Select the lines below containing the word "Pastèque".

# Stored records
▼

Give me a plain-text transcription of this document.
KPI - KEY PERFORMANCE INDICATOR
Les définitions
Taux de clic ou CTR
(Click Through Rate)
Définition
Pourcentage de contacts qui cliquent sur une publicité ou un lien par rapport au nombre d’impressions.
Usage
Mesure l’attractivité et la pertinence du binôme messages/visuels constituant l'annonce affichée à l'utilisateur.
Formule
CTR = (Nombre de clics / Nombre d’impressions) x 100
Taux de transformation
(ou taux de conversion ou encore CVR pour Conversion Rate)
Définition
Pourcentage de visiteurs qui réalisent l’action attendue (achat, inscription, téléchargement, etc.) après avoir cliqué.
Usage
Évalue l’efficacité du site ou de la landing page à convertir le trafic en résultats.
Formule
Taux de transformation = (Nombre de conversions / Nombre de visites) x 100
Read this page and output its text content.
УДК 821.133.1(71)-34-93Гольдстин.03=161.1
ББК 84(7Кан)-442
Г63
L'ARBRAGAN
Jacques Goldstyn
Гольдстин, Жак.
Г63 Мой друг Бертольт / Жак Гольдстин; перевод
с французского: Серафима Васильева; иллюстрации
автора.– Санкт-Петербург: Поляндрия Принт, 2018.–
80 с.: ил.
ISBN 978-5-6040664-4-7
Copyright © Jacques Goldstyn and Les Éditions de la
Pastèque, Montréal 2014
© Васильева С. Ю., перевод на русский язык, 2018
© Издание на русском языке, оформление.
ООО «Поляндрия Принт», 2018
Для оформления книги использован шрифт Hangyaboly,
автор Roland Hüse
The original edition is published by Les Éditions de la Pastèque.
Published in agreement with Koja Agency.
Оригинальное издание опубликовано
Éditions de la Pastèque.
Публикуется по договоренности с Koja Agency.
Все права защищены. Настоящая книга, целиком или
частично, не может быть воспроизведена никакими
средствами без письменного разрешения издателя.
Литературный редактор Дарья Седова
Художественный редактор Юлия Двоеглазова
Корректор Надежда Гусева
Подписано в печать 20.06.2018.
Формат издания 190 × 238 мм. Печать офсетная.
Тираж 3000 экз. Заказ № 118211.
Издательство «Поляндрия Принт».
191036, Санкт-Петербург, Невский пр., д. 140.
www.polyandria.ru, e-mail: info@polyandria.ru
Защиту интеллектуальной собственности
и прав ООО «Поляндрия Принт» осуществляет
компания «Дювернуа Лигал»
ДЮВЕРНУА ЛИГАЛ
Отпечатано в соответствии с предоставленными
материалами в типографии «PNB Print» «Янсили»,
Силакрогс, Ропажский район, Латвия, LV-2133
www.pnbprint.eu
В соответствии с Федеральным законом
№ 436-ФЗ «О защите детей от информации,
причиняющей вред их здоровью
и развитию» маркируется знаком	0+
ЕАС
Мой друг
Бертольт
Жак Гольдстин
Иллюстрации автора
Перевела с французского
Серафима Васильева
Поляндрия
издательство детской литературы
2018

▲

# The solution
Pastèque, Montréal 2014
The original edition is published by Les Éditions de la Pastèque.
Éditions de la Pastèque.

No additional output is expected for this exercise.